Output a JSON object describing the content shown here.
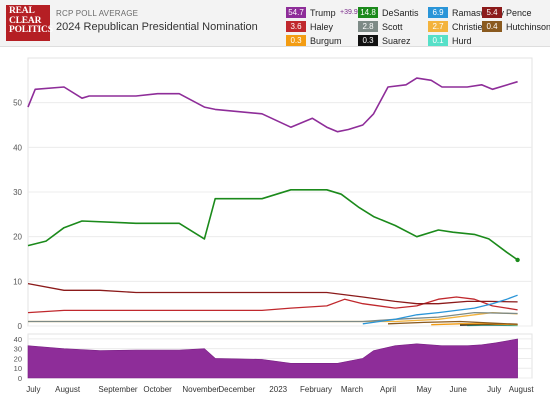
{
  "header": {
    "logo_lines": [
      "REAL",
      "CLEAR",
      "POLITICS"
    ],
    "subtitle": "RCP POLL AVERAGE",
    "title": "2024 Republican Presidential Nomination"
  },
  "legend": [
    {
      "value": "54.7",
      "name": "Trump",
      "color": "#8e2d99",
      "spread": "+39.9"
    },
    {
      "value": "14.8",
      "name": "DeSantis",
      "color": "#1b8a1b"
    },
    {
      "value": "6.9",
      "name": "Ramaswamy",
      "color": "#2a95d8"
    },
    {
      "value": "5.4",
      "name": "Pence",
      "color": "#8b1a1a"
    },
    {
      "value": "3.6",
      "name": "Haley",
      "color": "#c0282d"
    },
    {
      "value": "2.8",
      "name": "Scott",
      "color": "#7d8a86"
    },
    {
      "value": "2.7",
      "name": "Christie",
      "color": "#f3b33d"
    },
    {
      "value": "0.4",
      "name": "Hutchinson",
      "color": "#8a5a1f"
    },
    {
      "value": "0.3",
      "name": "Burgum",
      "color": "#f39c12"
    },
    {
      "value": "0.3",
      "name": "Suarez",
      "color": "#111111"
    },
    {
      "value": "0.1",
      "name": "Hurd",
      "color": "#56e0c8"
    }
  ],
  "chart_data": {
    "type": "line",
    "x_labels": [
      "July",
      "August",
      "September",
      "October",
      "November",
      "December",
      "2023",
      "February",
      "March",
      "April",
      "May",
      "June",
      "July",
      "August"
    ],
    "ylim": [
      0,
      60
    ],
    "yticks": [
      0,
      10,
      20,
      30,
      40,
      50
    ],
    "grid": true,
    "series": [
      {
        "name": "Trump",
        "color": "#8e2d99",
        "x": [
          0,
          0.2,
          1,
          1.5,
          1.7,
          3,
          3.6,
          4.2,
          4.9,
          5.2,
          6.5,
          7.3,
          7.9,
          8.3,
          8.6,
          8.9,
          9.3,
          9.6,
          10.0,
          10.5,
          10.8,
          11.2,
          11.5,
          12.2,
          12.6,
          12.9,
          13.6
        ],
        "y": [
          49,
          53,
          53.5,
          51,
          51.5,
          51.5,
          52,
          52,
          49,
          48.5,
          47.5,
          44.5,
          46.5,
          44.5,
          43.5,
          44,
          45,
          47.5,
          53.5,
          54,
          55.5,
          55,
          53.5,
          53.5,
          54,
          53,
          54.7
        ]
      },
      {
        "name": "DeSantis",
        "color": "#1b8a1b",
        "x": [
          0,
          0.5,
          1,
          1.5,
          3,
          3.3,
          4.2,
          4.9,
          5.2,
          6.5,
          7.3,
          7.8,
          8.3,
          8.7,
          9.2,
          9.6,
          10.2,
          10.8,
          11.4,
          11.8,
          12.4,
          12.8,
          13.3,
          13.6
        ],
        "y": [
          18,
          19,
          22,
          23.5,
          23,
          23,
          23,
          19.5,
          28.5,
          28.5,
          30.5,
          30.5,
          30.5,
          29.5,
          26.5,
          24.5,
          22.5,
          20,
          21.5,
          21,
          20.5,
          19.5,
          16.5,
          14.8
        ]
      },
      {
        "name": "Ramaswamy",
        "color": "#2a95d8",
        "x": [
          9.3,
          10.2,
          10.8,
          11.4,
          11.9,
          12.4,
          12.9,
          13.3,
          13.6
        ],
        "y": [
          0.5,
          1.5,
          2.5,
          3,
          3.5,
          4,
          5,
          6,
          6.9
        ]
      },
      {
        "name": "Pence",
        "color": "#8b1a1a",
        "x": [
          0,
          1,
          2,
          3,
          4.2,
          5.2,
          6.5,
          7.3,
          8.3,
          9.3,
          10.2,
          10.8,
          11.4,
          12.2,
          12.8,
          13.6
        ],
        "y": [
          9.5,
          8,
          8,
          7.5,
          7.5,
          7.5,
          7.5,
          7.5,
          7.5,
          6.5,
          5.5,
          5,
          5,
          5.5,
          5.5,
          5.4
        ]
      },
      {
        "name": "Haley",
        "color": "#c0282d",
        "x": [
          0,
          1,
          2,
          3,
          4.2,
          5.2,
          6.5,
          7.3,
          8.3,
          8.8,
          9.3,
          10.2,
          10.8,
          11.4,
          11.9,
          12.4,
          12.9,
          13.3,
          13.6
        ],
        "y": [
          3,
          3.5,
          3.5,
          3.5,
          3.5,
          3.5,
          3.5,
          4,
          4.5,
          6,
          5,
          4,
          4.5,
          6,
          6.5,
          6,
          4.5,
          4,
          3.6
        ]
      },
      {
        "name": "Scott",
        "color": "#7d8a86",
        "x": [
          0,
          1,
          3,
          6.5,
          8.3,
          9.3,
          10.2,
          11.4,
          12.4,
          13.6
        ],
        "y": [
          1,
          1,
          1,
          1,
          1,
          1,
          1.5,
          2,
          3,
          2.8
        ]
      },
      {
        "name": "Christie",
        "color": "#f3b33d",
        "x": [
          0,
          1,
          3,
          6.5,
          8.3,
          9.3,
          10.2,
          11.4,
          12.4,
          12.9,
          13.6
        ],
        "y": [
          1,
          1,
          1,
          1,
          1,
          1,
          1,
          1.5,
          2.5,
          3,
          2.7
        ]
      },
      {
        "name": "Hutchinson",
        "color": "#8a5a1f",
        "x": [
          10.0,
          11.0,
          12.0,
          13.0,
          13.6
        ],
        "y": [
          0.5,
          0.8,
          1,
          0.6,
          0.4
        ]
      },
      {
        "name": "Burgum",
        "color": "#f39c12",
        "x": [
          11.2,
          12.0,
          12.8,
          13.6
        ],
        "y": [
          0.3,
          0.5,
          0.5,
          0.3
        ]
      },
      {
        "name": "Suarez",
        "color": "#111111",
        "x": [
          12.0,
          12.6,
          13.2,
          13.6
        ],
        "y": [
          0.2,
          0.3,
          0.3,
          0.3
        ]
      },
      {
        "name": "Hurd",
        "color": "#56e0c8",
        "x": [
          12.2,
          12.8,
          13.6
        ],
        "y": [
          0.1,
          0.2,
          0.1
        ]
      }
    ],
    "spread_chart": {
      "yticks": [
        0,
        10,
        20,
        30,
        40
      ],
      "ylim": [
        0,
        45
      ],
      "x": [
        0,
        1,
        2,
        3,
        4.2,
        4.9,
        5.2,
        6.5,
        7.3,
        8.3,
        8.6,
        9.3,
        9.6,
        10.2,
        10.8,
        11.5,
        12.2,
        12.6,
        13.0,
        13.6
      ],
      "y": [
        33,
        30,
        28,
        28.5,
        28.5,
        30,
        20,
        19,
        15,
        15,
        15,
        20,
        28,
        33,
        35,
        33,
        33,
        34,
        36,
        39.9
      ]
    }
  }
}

---

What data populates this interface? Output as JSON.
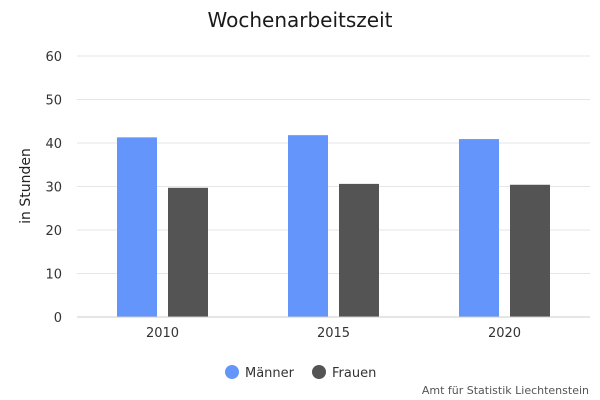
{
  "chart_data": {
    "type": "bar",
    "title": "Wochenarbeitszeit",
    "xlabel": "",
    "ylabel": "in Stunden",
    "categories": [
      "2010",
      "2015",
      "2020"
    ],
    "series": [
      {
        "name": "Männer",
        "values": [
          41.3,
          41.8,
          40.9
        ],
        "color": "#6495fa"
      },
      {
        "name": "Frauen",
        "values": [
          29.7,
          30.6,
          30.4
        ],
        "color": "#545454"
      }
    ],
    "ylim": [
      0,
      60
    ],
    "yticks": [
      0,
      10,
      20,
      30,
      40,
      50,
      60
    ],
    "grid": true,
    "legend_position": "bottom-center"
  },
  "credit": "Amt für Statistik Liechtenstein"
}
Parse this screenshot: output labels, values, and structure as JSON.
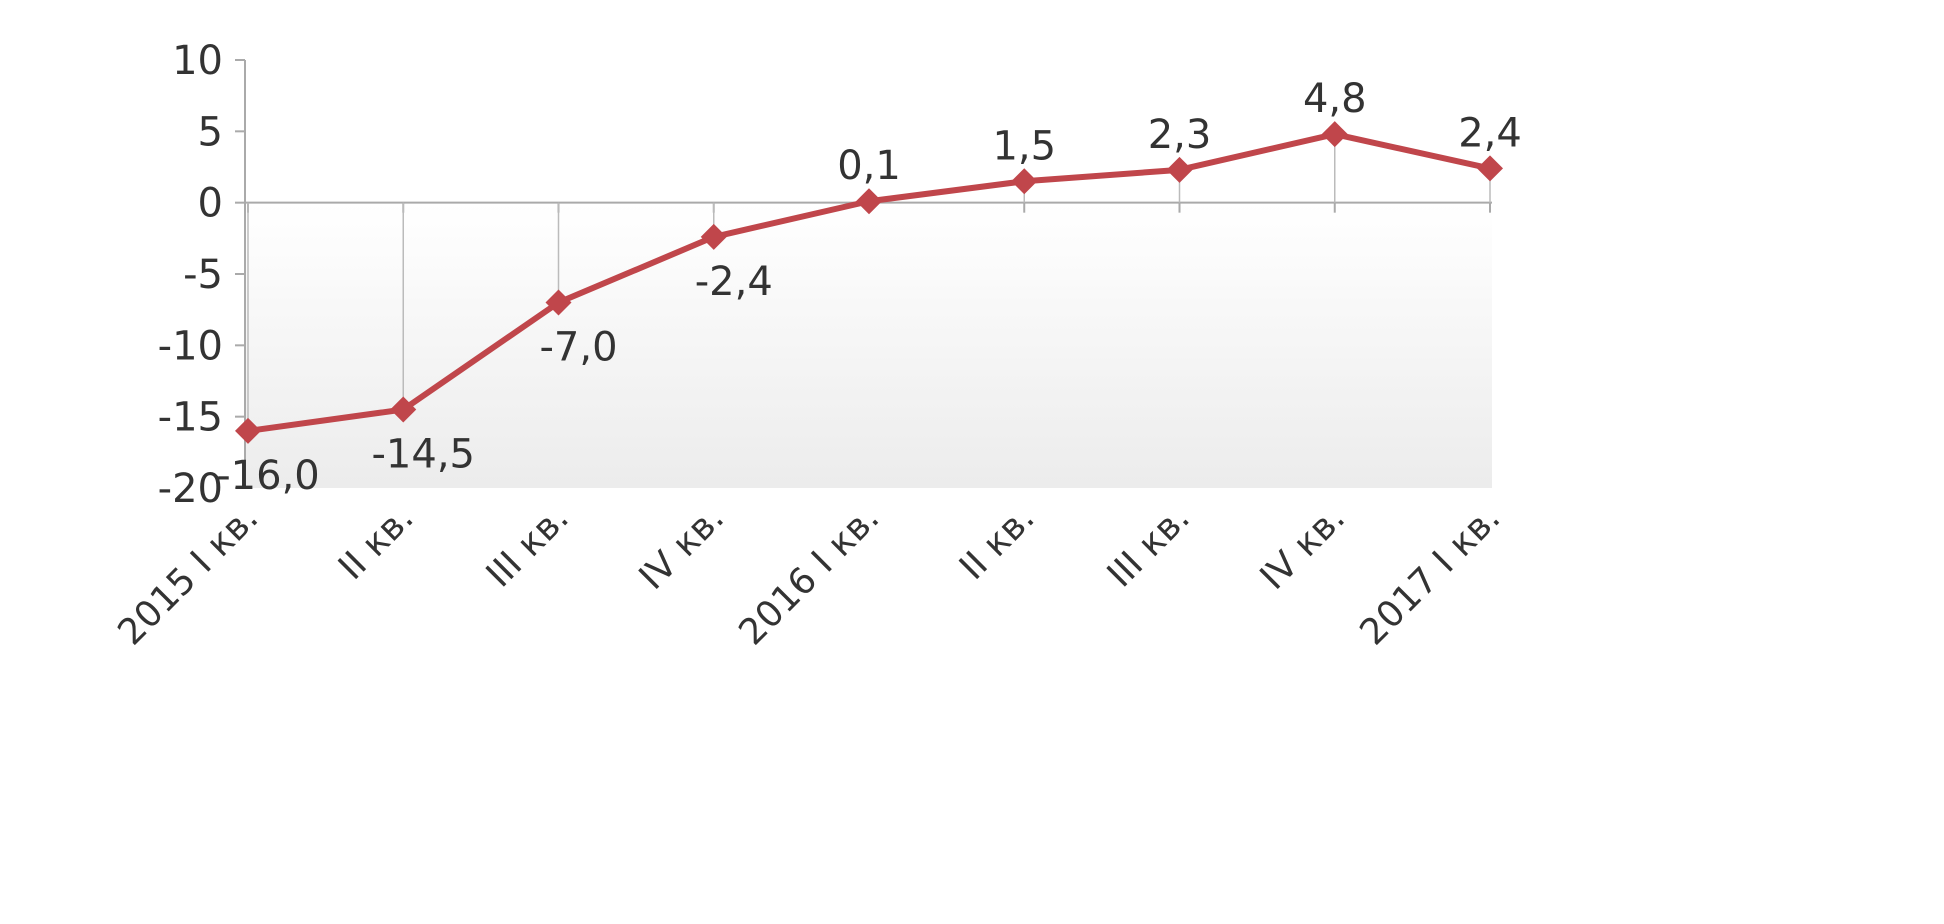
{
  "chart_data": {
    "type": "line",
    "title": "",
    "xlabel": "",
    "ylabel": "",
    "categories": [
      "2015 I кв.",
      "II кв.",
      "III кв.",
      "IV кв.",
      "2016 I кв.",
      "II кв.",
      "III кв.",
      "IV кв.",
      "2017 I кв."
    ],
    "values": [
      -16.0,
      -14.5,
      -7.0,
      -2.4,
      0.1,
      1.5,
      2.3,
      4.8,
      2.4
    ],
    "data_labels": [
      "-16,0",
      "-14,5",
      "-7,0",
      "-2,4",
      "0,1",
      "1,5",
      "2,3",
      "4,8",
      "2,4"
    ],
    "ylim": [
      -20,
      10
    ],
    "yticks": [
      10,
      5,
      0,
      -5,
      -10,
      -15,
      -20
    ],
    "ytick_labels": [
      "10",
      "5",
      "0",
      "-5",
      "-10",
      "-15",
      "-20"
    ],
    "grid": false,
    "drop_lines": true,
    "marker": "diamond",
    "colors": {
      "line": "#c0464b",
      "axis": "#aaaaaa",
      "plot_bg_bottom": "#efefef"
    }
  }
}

■ **TASK REQUIREMENTS**: Look above for every line with the word "values" and copy it.

■ **RESULT OF THE TASK**:
        "values": [
        "values": [
Parse this screenshot: output labels, values, and structure as JSON.
    "values": [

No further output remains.